TASK GOAL =>
Locate the lines where "this" occurs and copy them as they stand.

___ RECORD EXCERPTS

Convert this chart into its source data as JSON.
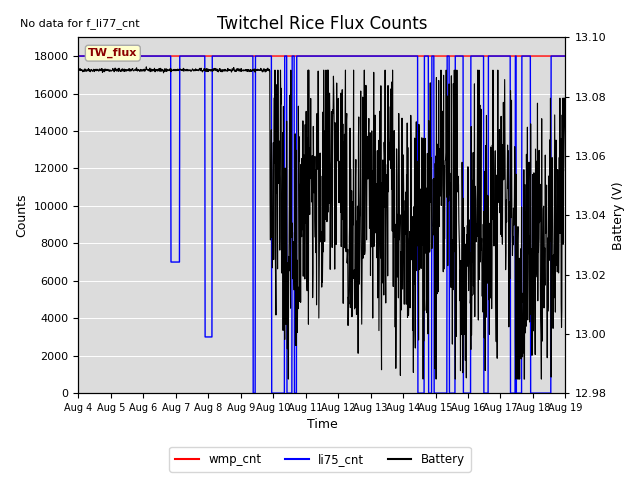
{
  "title": "Twitchel Rice Flux Counts",
  "no_data_text": "No data for f_li77_cnt",
  "tw_flux_label": "TW_flux",
  "xlabel": "Time",
  "ylabel_left": "Counts",
  "ylabel_right": "Battery (V)",
  "ylim_left": [
    0,
    19000
  ],
  "ylim_right": [
    12.98,
    13.1
  ],
  "yticks_left": [
    0,
    2000,
    4000,
    6000,
    8000,
    10000,
    12000,
    14000,
    16000,
    18000
  ],
  "yticks_right": [
    12.98,
    13.0,
    13.02,
    13.04,
    13.06,
    13.08,
    13.1
  ],
  "xtick_labels": [
    "Aug 4",
    "Aug 5",
    "Aug 6",
    "Aug 7",
    "Aug 8",
    "Aug 9",
    "Aug 10",
    "Aug 11",
    "Aug 12",
    "Aug 13",
    "Aug 14",
    "Aug 15",
    "Aug 16",
    "Aug 17",
    "Aug 18",
    "Aug 19"
  ],
  "legend_entries": [
    {
      "label": "wmp_cnt",
      "color": "red"
    },
    {
      "label": "li75_cnt",
      "color": "blue"
    },
    {
      "label": "Battery",
      "color": "black"
    }
  ],
  "plot_bg_color": "#dcdcdc",
  "wmp_cnt_value": 18000,
  "seed": 42
}
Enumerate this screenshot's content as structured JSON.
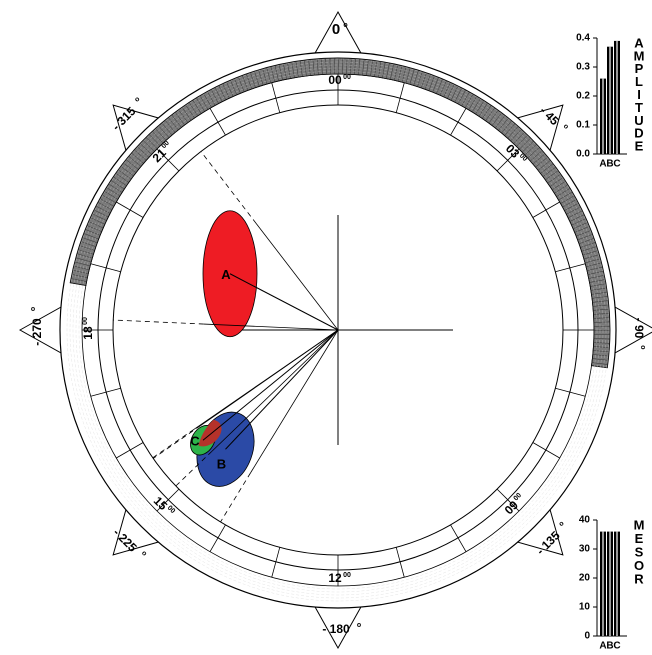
{
  "chart_data": [
    {
      "type": "cosinor",
      "clock_labels": [
        "00",
        "03",
        "09",
        "12",
        "15",
        "18",
        "21"
      ],
      "clock_superscript": "00",
      "phase_labels": [
        "0",
        "- 45",
        "- 90",
        "- 135",
        "- 180",
        "- 225",
        "- 270",
        "- 315"
      ],
      "degree_symbol": "o",
      "series": [
        {
          "name": "A",
          "acrophase_deg": -289,
          "amplitude_rel": 0.58,
          "color": "#ee1c24",
          "ellipse_center_rel": [
            -0.48,
            -0.25
          ],
          "ellipse_axes_rel": [
            0.12,
            0.28
          ],
          "ellipse_angle": 0
        },
        {
          "name": "B",
          "acrophase_deg": -215,
          "amplitude_rel": 0.59,
          "color": "#2b4aa6",
          "ellipse_center_rel": [
            -0.5,
            0.53
          ],
          "ellipse_axes_rel": [
            0.12,
            0.17
          ],
          "ellipse_angle": 20
        },
        {
          "name": "C",
          "acrophase_deg": -217,
          "amplitude_rel": 0.64,
          "color": "#2eb34a",
          "ellipse_center_rel": [
            -0.6,
            0.49
          ],
          "ellipse_axes_rel": [
            0.05,
            0.07
          ],
          "ellipse_angle": 30
        }
      ],
      "overlap_color": "#b5322a"
    },
    {
      "type": "bar",
      "title": "AMPLITUDE",
      "categories": [
        "A",
        "B",
        "C"
      ],
      "values": [
        0.26,
        0.37,
        0.39
      ],
      "ylim": [
        0,
        0.4
      ],
      "yticks": [
        "0.0",
        "0.1",
        "0.2",
        "0.3",
        "0.4"
      ]
    },
    {
      "type": "bar",
      "title": "MESOR",
      "categories": [
        "A",
        "B",
        "C"
      ],
      "values": [
        36,
        36,
        36
      ],
      "ylim": [
        0,
        40
      ],
      "yticks": [
        "0",
        "10",
        "20",
        "30",
        "40"
      ]
    }
  ]
}
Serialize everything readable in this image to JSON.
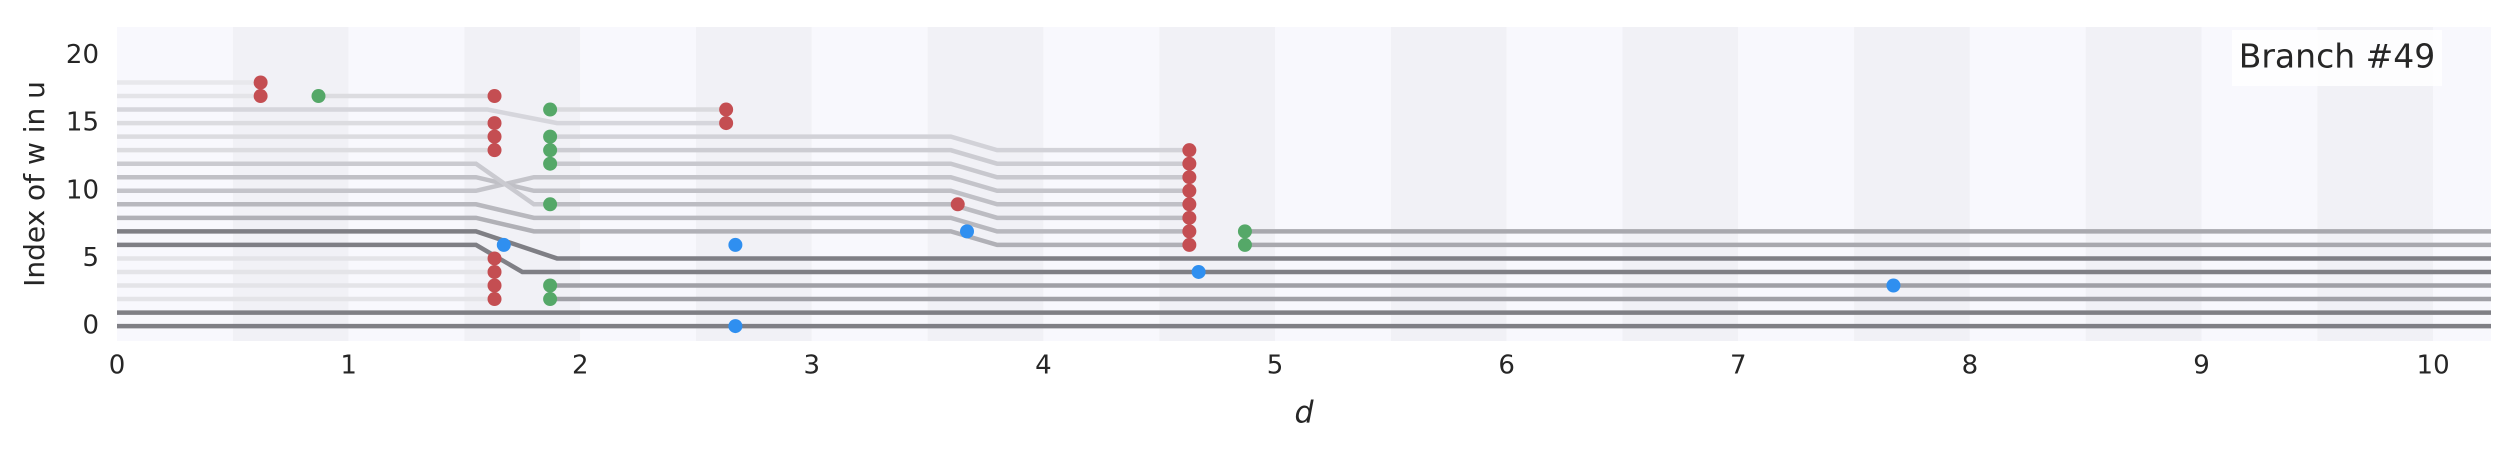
{
  "chart_data": {
    "type": "branch",
    "annotation": "Branch #49",
    "xlabel": "d",
    "ylabel": "Index of w in u",
    "xlim": [
      0,
      10.25
    ],
    "ylim": [
      -1.1,
      22.1
    ],
    "xticks": [
      0,
      1,
      2,
      3,
      4,
      5,
      6,
      7,
      8,
      9,
      10
    ],
    "yticks": [
      0,
      5,
      10,
      15,
      20
    ],
    "band_colors": [
      "#f8f8fd",
      "#f1f1f6"
    ],
    "lines": [
      {
        "color": "#7f7f85",
        "x": [
          0,
          10.25
        ],
        "y": [
          0,
          0
        ]
      },
      {
        "color": "#7f7f85",
        "x": [
          0,
          10.25
        ],
        "y": [
          1,
          1
        ]
      },
      {
        "color": "#e4e4e8",
        "x": [
          0,
          1.63
        ],
        "y": [
          2,
          2
        ]
      },
      {
        "color": "#e4e4e8",
        "x": [
          0,
          1.63
        ],
        "y": [
          3,
          3
        ]
      },
      {
        "color": "#e4e4e8",
        "x": [
          0,
          1.63
        ],
        "y": [
          4,
          4
        ]
      },
      {
        "color": "#e4e4e8",
        "x": [
          0,
          1.63
        ],
        "y": [
          5,
          5
        ]
      },
      {
        "color": "#7f7f85",
        "x": [
          0,
          1.55,
          1.75,
          10.25
        ],
        "y": [
          6,
          6,
          4,
          4
        ]
      },
      {
        "color": "#7f7f85",
        "x": [
          0,
          1.55,
          1.9,
          10.25
        ],
        "y": [
          7,
          7,
          5,
          5
        ]
      },
      {
        "color": "#a0a0a6",
        "x": [
          1.87,
          10.25
        ],
        "y": [
          2,
          2
        ]
      },
      {
        "color": "#a0a0a6",
        "x": [
          1.87,
          10.25
        ],
        "y": [
          3,
          3
        ]
      },
      {
        "color": "#a8a8ae",
        "x": [
          4.87,
          10.25
        ],
        "y": [
          6,
          6
        ]
      },
      {
        "color": "#a8a8ae",
        "x": [
          4.87,
          10.25
        ],
        "y": [
          7,
          7
        ]
      },
      {
        "color": "#b0b0b6",
        "x": [
          0,
          1.55,
          1.8,
          3.6,
          3.8,
          4.63
        ],
        "y": [
          8,
          8,
          7,
          7,
          6,
          6
        ]
      },
      {
        "color": "#b8b8be",
        "x": [
          0,
          1.55,
          1.8,
          3.6,
          3.8,
          4.63
        ],
        "y": [
          9,
          9,
          8,
          8,
          7,
          7
        ]
      },
      {
        "color": "#bcbcc2",
        "x": [
          1.87,
          3.6,
          3.8,
          4.63
        ],
        "y": [
          9,
          9,
          8,
          8
        ]
      },
      {
        "color": "#c4c4ca",
        "x": [
          0,
          1.55,
          1.8,
          3.6,
          3.8,
          4.63
        ],
        "y": [
          10,
          10,
          11,
          11,
          10,
          10
        ]
      },
      {
        "color": "#c0c0c6",
        "x": [
          0,
          1.55,
          1.8,
          3.6,
          3.8,
          4.63
        ],
        "y": [
          11,
          11,
          10,
          10,
          9,
          9
        ]
      },
      {
        "color": "#cacad0",
        "x": [
          0,
          1.55,
          1.8,
          1.87
        ],
        "y": [
          12,
          12,
          9,
          9
        ]
      },
      {
        "color": "#c8c8ce",
        "x": [
          1.87,
          3.6,
          3.8,
          4.63
        ],
        "y": [
          12,
          12,
          11,
          11
        ]
      },
      {
        "color": "#ccccd2",
        "x": [
          1.87,
          3.6,
          3.8,
          4.63
        ],
        "y": [
          13,
          13,
          12,
          12
        ]
      },
      {
        "color": "#d2d2d8",
        "x": [
          1.87,
          3.6,
          3.8,
          4.63
        ],
        "y": [
          14,
          14,
          13,
          13
        ]
      },
      {
        "color": "#dcdce0",
        "x": [
          0,
          1.63
        ],
        "y": [
          13,
          13
        ]
      },
      {
        "color": "#dcdce0",
        "x": [
          0,
          1.63
        ],
        "y": [
          14,
          14
        ]
      },
      {
        "color": "#dcdce0",
        "x": [
          0,
          1.63
        ],
        "y": [
          15,
          15
        ]
      },
      {
        "color": "#d6d6dc",
        "x": [
          0,
          1.6,
          1.9,
          2.63
        ],
        "y": [
          16,
          16,
          15,
          15
        ]
      },
      {
        "color": "#dadade",
        "x": [
          1.87,
          2.63
        ],
        "y": [
          16,
          16
        ]
      },
      {
        "color": "#e4e4e8",
        "x": [
          0,
          0.62
        ],
        "y": [
          17,
          17
        ]
      },
      {
        "color": "#e8e8ec",
        "x": [
          0,
          0.62
        ],
        "y": [
          18,
          18
        ]
      },
      {
        "color": "#dcdce0",
        "x": [
          0.87,
          1.63
        ],
        "y": [
          17,
          17
        ]
      }
    ],
    "points": [
      {
        "color": "#c44e52",
        "x": [
          0.62,
          0.62,
          1.63,
          1.63,
          1.63,
          1.63,
          1.63,
          1.63,
          1.63,
          1.63,
          2.63,
          2.63,
          3.63,
          4.63,
          4.63,
          4.63,
          4.63,
          4.63,
          4.63,
          4.63,
          4.63
        ],
        "y": [
          18,
          17,
          17,
          15,
          14,
          13,
          5,
          4,
          3,
          2,
          16,
          15,
          9,
          13,
          12,
          11,
          10,
          9,
          8,
          7,
          6
        ]
      },
      {
        "color": "#55a868",
        "x": [
          0.87,
          1.87,
          1.87,
          1.87,
          1.87,
          1.87,
          1.87,
          1.87,
          4.87,
          4.87
        ],
        "y": [
          17,
          16,
          14,
          13,
          12,
          9,
          3,
          2,
          7,
          6
        ]
      },
      {
        "color": "#2f8ff0",
        "x": [
          1.67,
          2.67,
          2.67,
          3.67,
          4.67,
          7.67
        ],
        "y": [
          6,
          6,
          0,
          7,
          4,
          3
        ]
      }
    ]
  }
}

______

WRITTEN SOLUTION =>
Convert this chart into its source data as JSON.
Enumerate this screenshot's content as structured JSON.
Serialize everything readable in this image to JSON.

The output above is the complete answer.